Brief
Examine the material below and count the lines that hold the word "name". Report only the number.

Data entries
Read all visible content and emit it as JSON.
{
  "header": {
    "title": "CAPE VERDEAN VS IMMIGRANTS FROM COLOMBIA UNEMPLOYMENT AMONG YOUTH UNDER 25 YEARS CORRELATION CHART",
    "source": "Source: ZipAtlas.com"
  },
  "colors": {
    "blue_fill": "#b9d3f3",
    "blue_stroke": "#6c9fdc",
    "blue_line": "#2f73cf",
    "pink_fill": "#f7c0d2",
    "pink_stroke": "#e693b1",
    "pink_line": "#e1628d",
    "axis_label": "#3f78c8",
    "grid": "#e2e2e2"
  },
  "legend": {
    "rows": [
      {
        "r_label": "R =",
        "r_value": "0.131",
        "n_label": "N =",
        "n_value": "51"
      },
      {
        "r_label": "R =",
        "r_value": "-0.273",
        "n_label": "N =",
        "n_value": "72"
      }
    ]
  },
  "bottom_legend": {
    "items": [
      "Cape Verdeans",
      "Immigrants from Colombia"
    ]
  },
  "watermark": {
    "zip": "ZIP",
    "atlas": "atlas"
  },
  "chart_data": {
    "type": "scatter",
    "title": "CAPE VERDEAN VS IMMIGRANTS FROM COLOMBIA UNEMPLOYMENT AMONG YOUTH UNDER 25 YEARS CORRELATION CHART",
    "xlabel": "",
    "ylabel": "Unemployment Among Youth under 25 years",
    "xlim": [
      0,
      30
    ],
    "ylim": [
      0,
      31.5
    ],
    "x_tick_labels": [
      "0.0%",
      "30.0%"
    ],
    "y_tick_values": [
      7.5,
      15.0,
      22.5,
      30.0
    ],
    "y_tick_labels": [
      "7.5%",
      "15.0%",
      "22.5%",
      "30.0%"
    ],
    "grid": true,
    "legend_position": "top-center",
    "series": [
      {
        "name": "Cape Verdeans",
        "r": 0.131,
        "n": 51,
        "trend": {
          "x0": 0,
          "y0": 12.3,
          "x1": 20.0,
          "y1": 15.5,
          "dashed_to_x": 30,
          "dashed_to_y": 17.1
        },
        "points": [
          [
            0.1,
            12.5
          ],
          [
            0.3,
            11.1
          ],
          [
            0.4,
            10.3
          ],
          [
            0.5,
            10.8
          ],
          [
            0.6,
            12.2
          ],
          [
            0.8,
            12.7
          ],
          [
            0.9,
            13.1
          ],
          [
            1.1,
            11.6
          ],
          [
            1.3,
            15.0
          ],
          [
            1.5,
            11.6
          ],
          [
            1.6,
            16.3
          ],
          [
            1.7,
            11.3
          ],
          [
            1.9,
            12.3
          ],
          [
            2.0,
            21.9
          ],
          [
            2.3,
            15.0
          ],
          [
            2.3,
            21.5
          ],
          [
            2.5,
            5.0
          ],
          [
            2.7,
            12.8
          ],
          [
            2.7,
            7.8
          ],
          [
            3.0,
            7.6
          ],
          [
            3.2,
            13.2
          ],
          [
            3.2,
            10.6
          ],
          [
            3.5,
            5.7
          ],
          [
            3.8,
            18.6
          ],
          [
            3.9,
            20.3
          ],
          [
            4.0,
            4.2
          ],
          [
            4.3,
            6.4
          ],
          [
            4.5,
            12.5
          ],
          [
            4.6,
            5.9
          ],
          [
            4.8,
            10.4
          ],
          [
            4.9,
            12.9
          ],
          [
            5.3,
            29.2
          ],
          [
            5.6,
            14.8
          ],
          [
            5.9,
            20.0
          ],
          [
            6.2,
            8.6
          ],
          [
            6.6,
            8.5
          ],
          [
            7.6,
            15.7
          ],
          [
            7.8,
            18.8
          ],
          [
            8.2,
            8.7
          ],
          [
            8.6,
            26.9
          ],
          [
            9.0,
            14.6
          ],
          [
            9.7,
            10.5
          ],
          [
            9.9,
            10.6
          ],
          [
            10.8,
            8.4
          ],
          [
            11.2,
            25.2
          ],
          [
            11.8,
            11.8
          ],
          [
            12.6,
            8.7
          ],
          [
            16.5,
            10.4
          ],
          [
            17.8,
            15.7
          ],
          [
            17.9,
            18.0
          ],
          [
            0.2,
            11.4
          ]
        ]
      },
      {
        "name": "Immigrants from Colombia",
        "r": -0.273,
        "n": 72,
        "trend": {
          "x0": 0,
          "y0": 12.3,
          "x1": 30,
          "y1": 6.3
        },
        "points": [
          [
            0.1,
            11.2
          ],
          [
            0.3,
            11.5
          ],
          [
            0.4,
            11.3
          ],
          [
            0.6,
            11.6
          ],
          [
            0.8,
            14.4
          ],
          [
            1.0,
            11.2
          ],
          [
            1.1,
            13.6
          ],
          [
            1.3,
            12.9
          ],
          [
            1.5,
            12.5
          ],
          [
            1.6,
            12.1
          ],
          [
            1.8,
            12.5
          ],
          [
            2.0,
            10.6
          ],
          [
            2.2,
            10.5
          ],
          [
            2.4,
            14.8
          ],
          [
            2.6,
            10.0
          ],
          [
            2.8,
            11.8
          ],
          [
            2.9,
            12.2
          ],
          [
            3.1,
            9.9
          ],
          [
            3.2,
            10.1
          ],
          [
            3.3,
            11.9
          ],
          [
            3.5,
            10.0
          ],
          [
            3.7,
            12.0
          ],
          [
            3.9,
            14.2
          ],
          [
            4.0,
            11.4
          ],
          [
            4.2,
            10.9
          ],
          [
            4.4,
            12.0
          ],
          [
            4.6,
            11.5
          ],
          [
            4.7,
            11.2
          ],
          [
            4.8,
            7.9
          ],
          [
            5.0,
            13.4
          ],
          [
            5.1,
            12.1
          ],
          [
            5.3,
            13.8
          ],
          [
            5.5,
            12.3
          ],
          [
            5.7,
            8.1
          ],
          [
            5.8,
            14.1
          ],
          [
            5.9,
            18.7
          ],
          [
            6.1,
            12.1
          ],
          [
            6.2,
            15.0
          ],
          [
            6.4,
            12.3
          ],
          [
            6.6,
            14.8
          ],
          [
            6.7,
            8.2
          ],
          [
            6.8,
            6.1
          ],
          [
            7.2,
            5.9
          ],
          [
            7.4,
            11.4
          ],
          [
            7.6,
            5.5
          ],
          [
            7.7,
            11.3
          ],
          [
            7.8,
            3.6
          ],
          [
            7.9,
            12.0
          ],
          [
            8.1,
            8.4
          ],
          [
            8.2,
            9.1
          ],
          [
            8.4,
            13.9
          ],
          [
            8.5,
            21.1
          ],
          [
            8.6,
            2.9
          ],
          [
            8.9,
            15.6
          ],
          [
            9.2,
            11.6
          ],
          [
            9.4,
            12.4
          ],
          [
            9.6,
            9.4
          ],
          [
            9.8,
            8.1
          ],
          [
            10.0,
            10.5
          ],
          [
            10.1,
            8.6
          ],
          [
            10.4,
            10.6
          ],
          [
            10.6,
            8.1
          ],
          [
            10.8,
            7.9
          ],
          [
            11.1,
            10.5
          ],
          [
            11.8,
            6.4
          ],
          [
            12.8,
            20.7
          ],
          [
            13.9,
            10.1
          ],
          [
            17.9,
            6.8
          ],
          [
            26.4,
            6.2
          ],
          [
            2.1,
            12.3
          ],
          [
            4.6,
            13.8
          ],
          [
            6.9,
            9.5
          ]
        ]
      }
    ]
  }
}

Task result
2